* Stated problem
Images excluded, repeat each entry below exactly.

* Material shown
☆ ☆ ☆ ☆
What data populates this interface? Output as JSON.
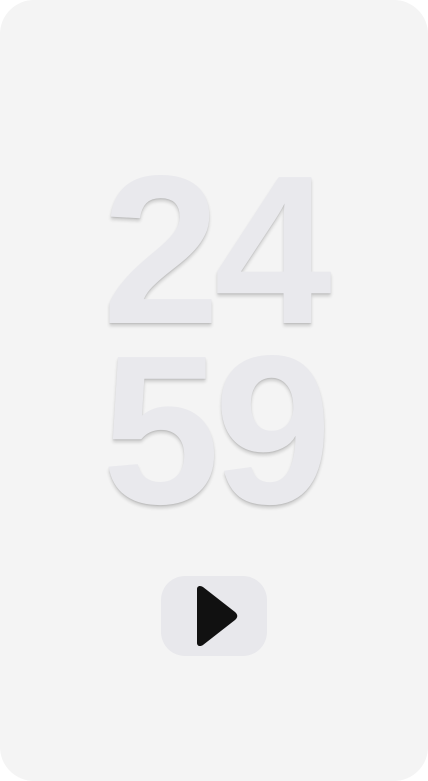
{
  "timer": {
    "hours": "24",
    "minutes": "59"
  },
  "controls": {
    "play_icon": "play-icon"
  },
  "colors": {
    "background": "#f4f4f4",
    "digit_color": "#e9e9ed",
    "button_background": "#e8e8ec",
    "icon_color": "#111111"
  }
}
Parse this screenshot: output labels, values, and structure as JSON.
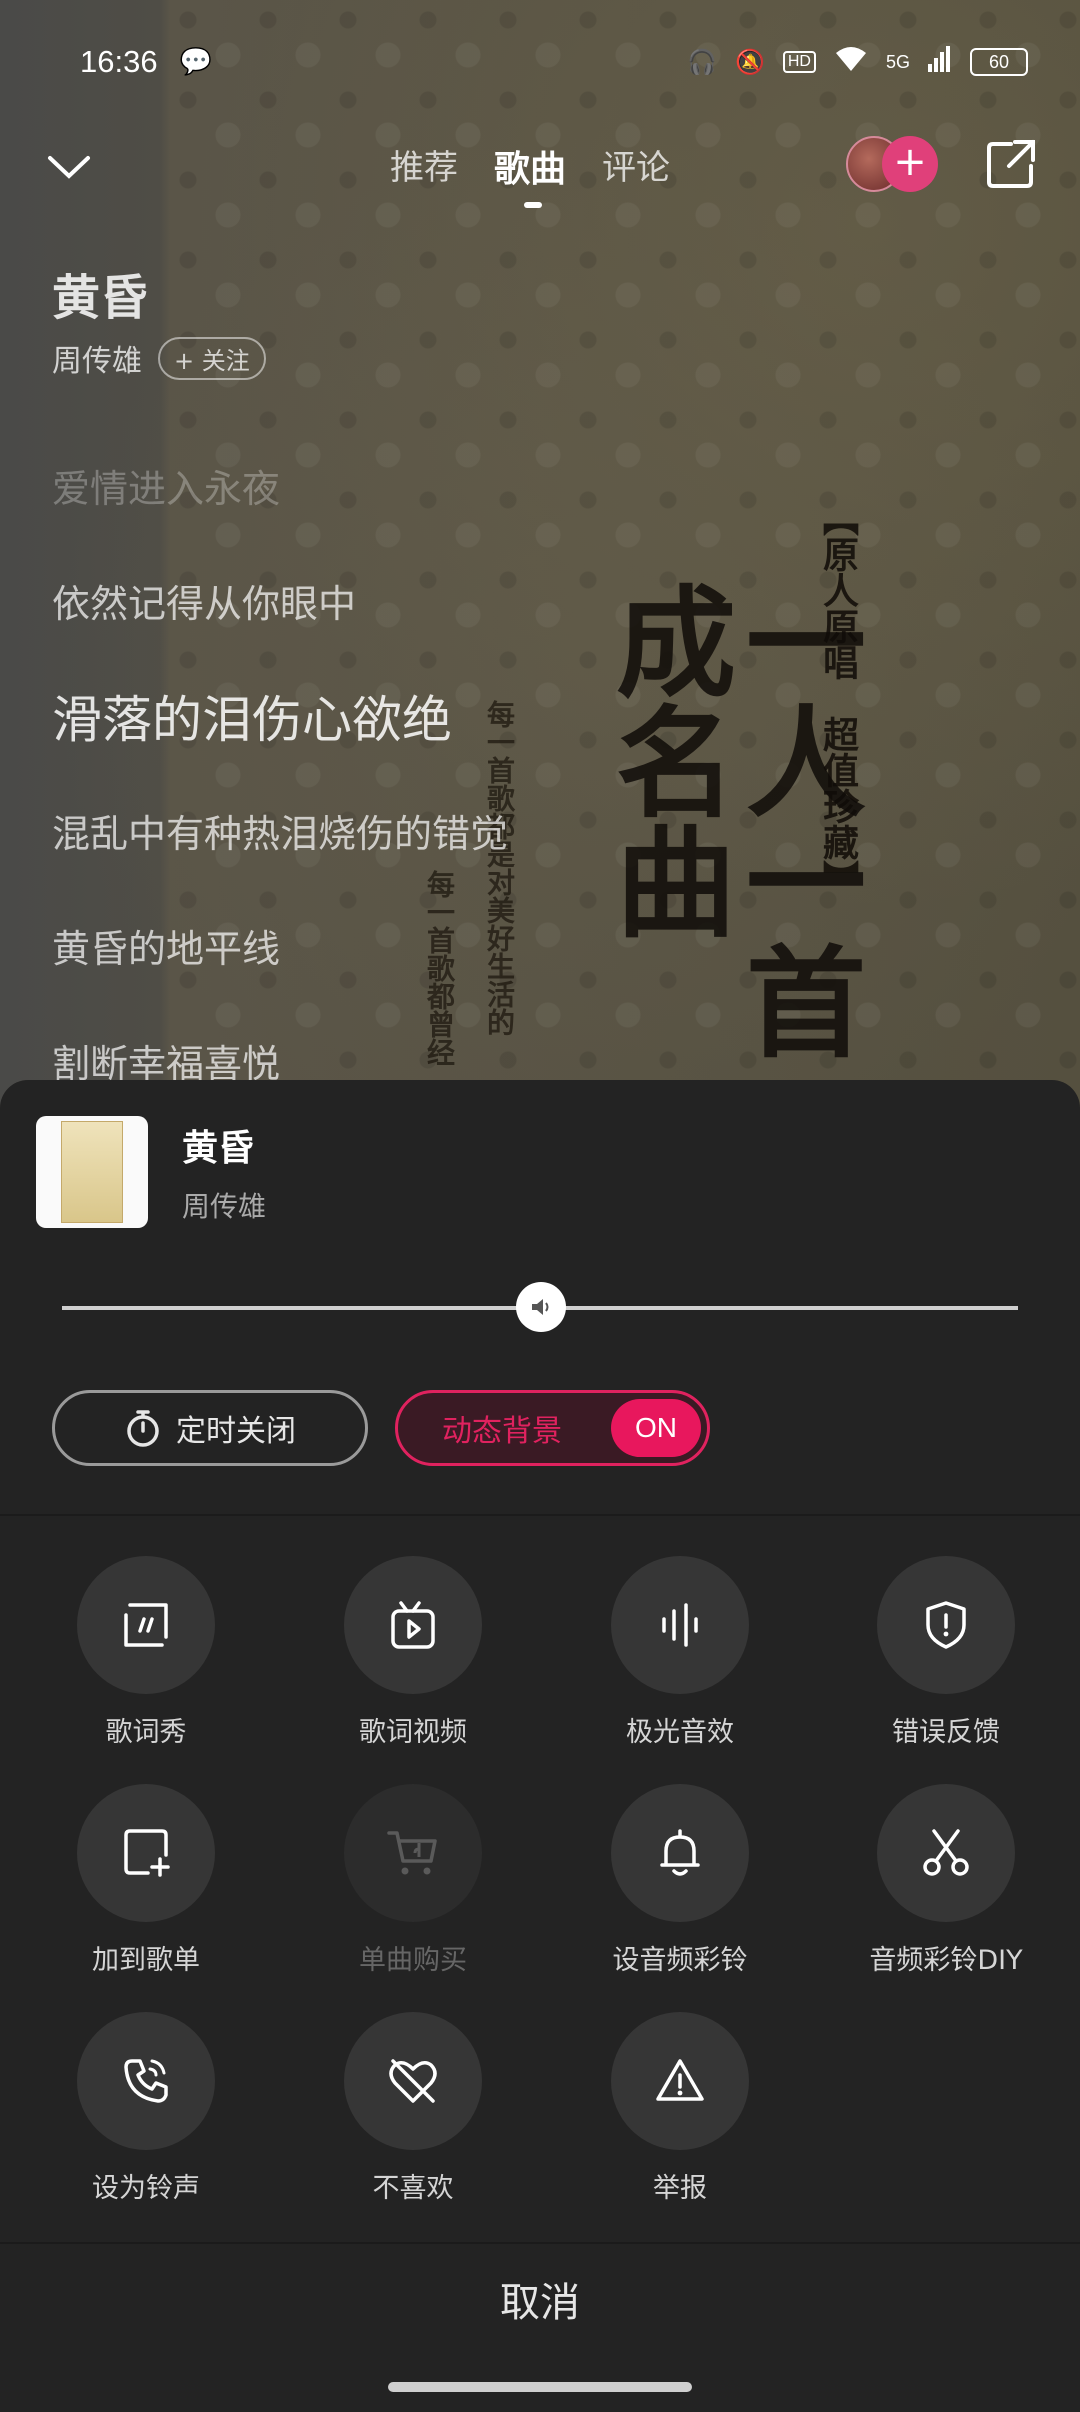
{
  "status_bar": {
    "time": "16:36",
    "battery": "60",
    "network": "5G"
  },
  "nav": {
    "tabs": [
      "推荐",
      "歌曲",
      "评论"
    ],
    "active_tab": "歌曲"
  },
  "song": {
    "title": "黄昏",
    "artist": "周传雄",
    "follow_label": "+ 关注"
  },
  "lyrics": [
    {
      "text": "爱情进入永夜",
      "state": "past"
    },
    {
      "text": "依然记得从你眼中",
      "state": "normal"
    },
    {
      "text": "滑落的泪伤心欲绝",
      "state": "current"
    },
    {
      "text": "混乱中有种热泪烧伤的错觉",
      "state": "normal"
    },
    {
      "text": "黄昏的地平线",
      "state": "normal"
    },
    {
      "text": "割断幸福喜悦",
      "state": "normal"
    }
  ],
  "album_art_text": {
    "line1": "【原人原唱　超值珍藏】",
    "big": "一人一首成名曲",
    "side1": "每一首歌都曾经",
    "side2": "每一首歌都是对美好生活的"
  },
  "panel": {
    "now_title": "黄昏",
    "now_artist": "周传雄",
    "volume_level": 0.5,
    "timer_label": "定时关闭",
    "dynamic_bg_label": "动态背景",
    "dynamic_bg_state": "ON",
    "cancel_label": "取消"
  },
  "actions": [
    {
      "label": "歌词秀",
      "icon": "lyrics-show-icon",
      "enabled": true
    },
    {
      "label": "歌词视频",
      "icon": "lyrics-video-icon",
      "enabled": true
    },
    {
      "label": "极光音效",
      "icon": "sound-effect-icon",
      "enabled": true
    },
    {
      "label": "错误反馈",
      "icon": "feedback-shield-icon",
      "enabled": true
    },
    {
      "label": "加到歌单",
      "icon": "add-to-playlist-icon",
      "enabled": true
    },
    {
      "label": "单曲购买",
      "icon": "cart-icon",
      "enabled": false
    },
    {
      "label": "设音频彩铃",
      "icon": "bell-icon",
      "enabled": true
    },
    {
      "label": "音频彩铃DIY",
      "icon": "scissors-icon",
      "enabled": true
    },
    {
      "label": "设为铃声",
      "icon": "phone-ring-icon",
      "enabled": true
    },
    {
      "label": "不喜欢",
      "icon": "heart-broken-icon",
      "enabled": true
    },
    {
      "label": "举报",
      "icon": "warning-icon",
      "enabled": true
    }
  ]
}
☆ ☆ ☆ ☆
* Answer to the exercise
What data populates this interface? Output as JSON.
{
  "timer": {
    "hours": "24",
    "minutes": "59"
  },
  "controls": {
    "play_icon": "play-icon"
  },
  "colors": {
    "background": "#f4f4f4",
    "digit_color": "#e9e9ed",
    "button_background": "#e8e8ec",
    "icon_color": "#111111"
  }
}
Parse this screenshot: output labels, values, and structure as JSON.
{
  "status_bar": {
    "time": "16:36",
    "battery": "60",
    "network": "5G"
  },
  "nav": {
    "tabs": [
      "推荐",
      "歌曲",
      "评论"
    ],
    "active_tab": "歌曲"
  },
  "song": {
    "title": "黄昏",
    "artist": "周传雄",
    "follow_label": "+ 关注"
  },
  "lyrics": [
    {
      "text": "爱情进入永夜",
      "state": "past"
    },
    {
      "text": "依然记得从你眼中",
      "state": "normal"
    },
    {
      "text": "滑落的泪伤心欲绝",
      "state": "current"
    },
    {
      "text": "混乱中有种热泪烧伤的错觉",
      "state": "normal"
    },
    {
      "text": "黄昏的地平线",
      "state": "normal"
    },
    {
      "text": "割断幸福喜悦",
      "state": "normal"
    }
  ],
  "album_art_text": {
    "line1": "【原人原唱　超值珍藏】",
    "big": "一人一首成名曲",
    "side1": "每一首歌都曾经",
    "side2": "每一首歌都是对美好生活的"
  },
  "panel": {
    "now_title": "黄昏",
    "now_artist": "周传雄",
    "volume_level": 0.5,
    "timer_label": "定时关闭",
    "dynamic_bg_label": "动态背景",
    "dynamic_bg_state": "ON",
    "cancel_label": "取消"
  },
  "actions": [
    {
      "label": "歌词秀",
      "icon": "lyrics-show-icon",
      "enabled": true
    },
    {
      "label": "歌词视频",
      "icon": "lyrics-video-icon",
      "enabled": true
    },
    {
      "label": "极光音效",
      "icon": "sound-effect-icon",
      "enabled": true
    },
    {
      "label": "错误反馈",
      "icon": "feedback-shield-icon",
      "enabled": true
    },
    {
      "label": "加到歌单",
      "icon": "add-to-playlist-icon",
      "enabled": true
    },
    {
      "label": "单曲购买",
      "icon": "cart-icon",
      "enabled": false
    },
    {
      "label": "设音频彩铃",
      "icon": "bell-icon",
      "enabled": true
    },
    {
      "label": "音频彩铃DIY",
      "icon": "scissors-icon",
      "enabled": true
    },
    {
      "label": "设为铃声",
      "icon": "phone-ring-icon",
      "enabled": true
    },
    {
      "label": "不喜欢",
      "icon": "heart-broken-icon",
      "enabled": true
    },
    {
      "label": "举报",
      "icon": "warning-icon",
      "enabled": true
    }
  ]
}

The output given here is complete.